===== MATERIAL FOR THIS TASK
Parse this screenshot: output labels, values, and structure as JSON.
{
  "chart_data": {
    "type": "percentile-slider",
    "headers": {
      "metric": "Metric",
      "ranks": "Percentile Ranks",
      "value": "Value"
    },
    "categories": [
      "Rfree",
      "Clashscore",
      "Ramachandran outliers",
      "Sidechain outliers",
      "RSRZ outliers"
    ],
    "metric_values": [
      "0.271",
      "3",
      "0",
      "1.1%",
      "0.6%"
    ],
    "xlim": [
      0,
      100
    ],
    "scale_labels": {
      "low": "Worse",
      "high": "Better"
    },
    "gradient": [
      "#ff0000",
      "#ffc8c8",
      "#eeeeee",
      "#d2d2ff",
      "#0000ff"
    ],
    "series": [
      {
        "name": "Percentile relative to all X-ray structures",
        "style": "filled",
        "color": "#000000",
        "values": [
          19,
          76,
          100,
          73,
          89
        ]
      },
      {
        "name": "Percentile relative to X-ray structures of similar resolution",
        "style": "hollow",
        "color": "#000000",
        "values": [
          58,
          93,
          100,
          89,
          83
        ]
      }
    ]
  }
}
==========
===== MATERIAL FOR THIS TASK
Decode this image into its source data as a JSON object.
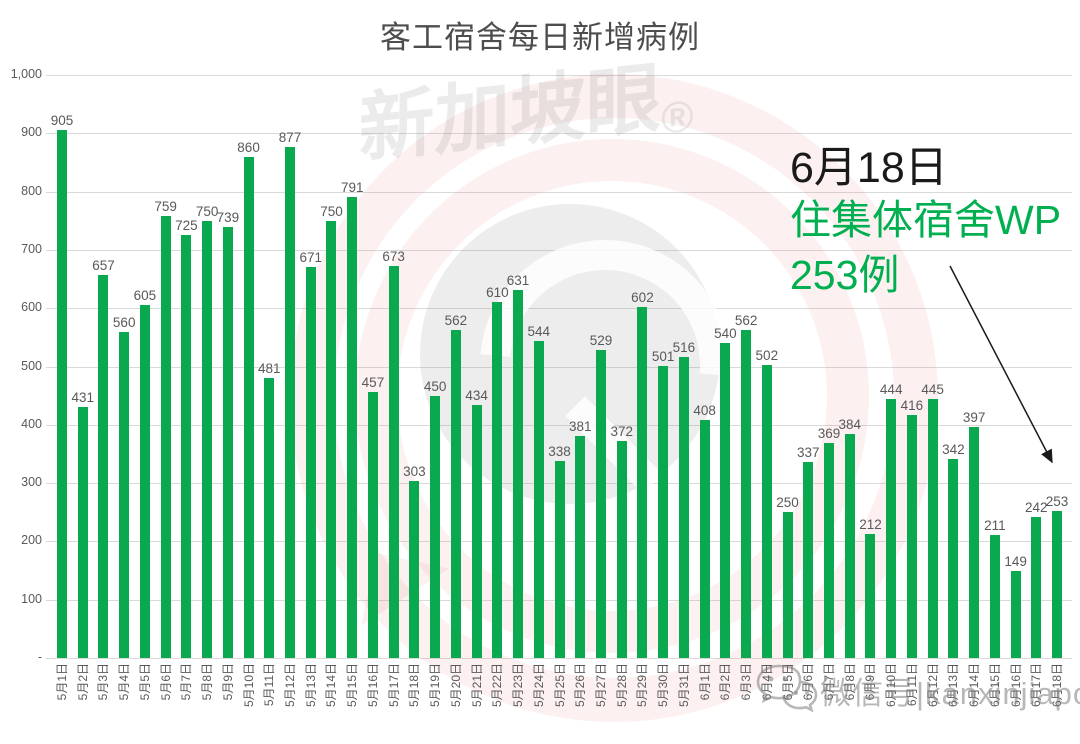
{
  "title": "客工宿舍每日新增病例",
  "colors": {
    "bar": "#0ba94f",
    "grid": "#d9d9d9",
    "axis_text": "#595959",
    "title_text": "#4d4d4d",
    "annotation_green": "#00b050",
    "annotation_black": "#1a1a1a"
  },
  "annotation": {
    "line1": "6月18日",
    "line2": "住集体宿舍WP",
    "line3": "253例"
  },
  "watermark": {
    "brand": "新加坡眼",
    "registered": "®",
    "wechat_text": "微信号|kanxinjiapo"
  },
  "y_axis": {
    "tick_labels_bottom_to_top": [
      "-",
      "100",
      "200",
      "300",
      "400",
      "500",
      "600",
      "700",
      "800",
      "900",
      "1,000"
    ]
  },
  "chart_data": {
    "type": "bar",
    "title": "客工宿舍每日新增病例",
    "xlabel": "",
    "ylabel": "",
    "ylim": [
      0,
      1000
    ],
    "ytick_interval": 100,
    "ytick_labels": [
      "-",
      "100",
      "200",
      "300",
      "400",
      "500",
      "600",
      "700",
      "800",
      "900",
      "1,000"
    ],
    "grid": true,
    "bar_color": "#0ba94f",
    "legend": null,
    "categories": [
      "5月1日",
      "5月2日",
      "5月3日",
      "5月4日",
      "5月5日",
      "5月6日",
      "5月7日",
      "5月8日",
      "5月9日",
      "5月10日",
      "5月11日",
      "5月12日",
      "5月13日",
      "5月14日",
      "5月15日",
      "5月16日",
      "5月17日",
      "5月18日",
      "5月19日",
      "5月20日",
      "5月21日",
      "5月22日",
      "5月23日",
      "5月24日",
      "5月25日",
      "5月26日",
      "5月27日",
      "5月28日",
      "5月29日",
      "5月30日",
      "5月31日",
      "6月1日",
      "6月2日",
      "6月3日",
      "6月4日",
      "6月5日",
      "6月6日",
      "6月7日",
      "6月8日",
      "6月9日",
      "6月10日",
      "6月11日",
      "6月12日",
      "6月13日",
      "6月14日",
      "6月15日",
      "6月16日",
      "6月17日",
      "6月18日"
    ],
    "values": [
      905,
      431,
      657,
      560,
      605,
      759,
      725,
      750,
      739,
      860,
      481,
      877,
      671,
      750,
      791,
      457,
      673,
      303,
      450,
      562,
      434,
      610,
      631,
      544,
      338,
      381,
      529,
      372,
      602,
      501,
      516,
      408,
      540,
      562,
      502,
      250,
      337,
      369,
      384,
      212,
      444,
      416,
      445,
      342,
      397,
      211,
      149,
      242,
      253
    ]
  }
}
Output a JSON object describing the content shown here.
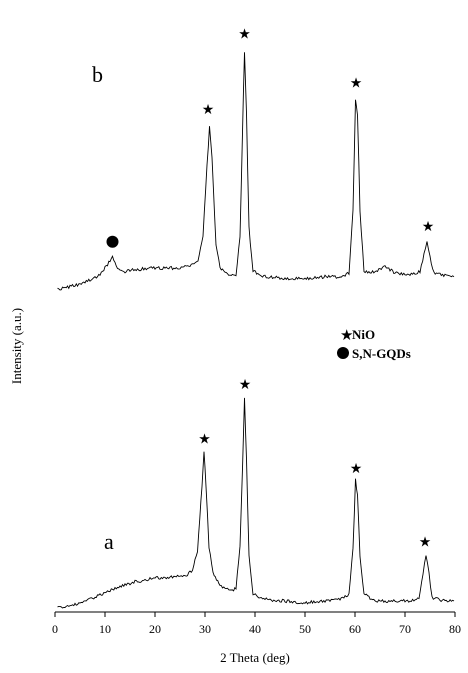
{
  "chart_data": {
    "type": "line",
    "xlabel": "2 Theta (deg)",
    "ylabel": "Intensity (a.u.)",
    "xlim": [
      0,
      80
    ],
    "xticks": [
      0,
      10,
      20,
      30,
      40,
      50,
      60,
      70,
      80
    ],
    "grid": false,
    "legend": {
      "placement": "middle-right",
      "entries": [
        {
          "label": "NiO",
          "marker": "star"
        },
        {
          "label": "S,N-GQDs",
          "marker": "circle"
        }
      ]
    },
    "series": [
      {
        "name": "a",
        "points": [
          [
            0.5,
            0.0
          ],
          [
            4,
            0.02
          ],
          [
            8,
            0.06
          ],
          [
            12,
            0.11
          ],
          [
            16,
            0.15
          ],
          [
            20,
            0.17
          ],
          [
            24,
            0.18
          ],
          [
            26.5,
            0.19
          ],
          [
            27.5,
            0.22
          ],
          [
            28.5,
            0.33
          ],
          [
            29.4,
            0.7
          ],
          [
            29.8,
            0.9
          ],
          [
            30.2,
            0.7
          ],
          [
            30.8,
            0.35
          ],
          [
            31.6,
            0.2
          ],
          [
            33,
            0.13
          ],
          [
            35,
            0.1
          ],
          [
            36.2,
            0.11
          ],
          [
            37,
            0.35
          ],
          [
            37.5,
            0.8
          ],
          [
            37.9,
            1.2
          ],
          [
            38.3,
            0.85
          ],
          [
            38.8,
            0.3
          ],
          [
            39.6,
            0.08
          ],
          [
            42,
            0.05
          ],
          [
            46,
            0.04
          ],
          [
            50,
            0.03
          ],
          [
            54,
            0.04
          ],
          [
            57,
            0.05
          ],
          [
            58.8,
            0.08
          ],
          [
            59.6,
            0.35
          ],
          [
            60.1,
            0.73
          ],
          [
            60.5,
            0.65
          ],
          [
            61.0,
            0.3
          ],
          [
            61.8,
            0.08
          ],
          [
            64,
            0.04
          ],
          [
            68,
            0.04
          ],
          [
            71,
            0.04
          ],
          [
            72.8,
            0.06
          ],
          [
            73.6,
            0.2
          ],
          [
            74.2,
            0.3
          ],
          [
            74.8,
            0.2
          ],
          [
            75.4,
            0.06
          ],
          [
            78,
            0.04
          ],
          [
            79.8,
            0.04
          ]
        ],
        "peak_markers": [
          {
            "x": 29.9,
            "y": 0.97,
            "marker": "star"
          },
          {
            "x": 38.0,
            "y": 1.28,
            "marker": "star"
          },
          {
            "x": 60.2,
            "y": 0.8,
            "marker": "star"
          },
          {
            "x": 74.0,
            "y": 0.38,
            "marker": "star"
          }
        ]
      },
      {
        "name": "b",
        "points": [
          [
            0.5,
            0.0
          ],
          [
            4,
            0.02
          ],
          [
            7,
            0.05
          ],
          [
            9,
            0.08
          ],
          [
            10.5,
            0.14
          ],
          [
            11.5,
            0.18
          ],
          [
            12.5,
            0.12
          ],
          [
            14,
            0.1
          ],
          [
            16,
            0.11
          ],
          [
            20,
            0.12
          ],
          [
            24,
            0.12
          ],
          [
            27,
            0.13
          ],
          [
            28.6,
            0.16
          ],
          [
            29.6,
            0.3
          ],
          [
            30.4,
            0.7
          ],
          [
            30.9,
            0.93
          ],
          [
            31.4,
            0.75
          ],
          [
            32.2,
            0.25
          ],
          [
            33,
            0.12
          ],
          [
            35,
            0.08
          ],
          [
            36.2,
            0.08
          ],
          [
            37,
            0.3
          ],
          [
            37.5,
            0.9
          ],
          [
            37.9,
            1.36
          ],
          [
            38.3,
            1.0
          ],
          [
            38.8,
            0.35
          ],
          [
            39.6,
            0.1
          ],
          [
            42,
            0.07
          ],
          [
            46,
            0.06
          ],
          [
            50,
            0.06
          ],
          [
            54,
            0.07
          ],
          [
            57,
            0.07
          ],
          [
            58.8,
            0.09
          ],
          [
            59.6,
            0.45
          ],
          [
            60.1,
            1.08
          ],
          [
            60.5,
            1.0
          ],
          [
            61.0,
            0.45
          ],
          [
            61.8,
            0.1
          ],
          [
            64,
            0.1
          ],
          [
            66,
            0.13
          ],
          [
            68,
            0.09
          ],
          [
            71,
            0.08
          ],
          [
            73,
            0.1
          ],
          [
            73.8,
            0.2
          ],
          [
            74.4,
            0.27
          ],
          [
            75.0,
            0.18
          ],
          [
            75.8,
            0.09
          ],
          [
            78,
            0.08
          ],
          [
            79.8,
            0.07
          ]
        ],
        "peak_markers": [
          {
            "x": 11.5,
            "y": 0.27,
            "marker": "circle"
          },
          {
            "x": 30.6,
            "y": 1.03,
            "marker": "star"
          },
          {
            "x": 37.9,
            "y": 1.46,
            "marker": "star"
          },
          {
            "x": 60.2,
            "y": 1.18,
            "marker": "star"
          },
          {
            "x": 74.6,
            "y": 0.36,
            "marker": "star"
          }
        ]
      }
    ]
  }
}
==========
===== MATERIAL FOR THIS TASK
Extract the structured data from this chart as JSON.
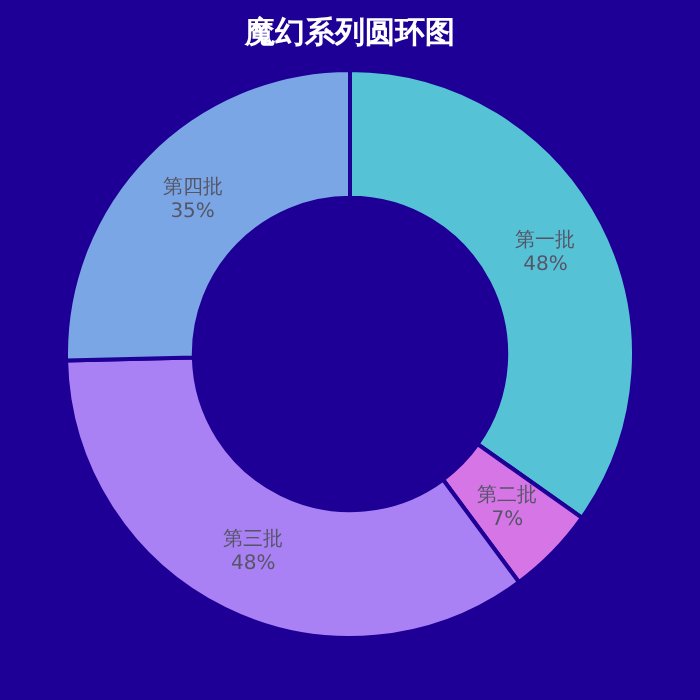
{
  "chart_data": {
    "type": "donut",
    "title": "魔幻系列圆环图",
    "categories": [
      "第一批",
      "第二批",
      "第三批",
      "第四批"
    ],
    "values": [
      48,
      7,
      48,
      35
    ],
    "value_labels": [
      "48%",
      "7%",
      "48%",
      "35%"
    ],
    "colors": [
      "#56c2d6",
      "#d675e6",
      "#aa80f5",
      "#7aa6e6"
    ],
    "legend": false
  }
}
==========
PROBLEM TO WORK ON:
Copy each line of the records that contains the word "客工宿舍每日新增病例".

RESULT OF THIS EXERCISE:
  "title": "客工宿舍每日新增病例",
    "title": "客工宿舍每日新增病例",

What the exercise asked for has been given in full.